[Figure data in JSON]
-- START --

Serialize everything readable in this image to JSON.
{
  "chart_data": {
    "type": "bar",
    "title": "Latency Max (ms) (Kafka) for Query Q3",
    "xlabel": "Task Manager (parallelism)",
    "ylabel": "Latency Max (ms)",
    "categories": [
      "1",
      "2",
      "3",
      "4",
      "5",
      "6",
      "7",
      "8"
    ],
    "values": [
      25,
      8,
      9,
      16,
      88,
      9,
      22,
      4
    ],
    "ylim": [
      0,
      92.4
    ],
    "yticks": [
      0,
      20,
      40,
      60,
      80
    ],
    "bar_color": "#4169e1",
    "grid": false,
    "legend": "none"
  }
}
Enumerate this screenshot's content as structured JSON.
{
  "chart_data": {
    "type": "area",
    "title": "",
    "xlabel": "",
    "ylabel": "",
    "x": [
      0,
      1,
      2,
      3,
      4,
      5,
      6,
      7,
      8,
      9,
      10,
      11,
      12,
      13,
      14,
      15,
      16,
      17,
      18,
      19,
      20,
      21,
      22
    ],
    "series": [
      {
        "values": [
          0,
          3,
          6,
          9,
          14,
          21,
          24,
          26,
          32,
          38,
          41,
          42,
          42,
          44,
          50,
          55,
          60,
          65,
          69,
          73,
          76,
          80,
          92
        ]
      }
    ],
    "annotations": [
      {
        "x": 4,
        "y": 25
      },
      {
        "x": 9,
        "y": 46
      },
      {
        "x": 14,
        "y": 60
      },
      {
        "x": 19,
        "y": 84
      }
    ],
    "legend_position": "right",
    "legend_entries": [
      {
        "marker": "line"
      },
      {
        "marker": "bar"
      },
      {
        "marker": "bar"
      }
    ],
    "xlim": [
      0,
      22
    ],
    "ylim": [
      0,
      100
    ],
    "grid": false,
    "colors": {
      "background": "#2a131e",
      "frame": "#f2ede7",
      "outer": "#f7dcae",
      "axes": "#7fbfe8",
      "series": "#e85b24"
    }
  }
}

-- END --

Do this: Output the line holding "Enumerate this screenshot's", then every later line through the end of the records above, exactly as given and nothing else.

Output for this task:
Enumerate this screenshot's content as structured JSON.
{
  "chart_data": {
    "type": "area",
    "title": "",
    "xlabel": "",
    "ylabel": "",
    "x": [
      0,
      1,
      2,
      3,
      4,
      5,
      6,
      7,
      8,
      9,
      10,
      11,
      12,
      13,
      14,
      15,
      16,
      17,
      18,
      19,
      20,
      21,
      22
    ],
    "series": [
      {
        "values": [
          0,
          3,
          6,
          9,
          14,
          21,
          24,
          26,
          32,
          38,
          41,
          42,
          42,
          44,
          50,
          55,
          60,
          65,
          69,
          73,
          76,
          80,
          92
        ]
      }
    ],
    "annotations": [
      {
        "x": 4,
        "y": 25
      },
      {
        "x": 9,
        "y": 46
      },
      {
        "x": 14,
        "y": 60
      },
      {
        "x": 19,
        "y": 84
      }
    ],
    "legend_position": "right",
    "legend_entries": [
      {
        "marker": "line"
      },
      {
        "marker": "bar"
      },
      {
        "marker": "bar"
      }
    ],
    "xlim": [
      0,
      22
    ],
    "ylim": [
      0,
      100
    ],
    "grid": false,
    "colors": {
      "background": "#2a131e",
      "frame": "#f2ede7",
      "outer": "#f7dcae",
      "axes": "#7fbfe8",
      "series": "#e85b24"
    }
  }
}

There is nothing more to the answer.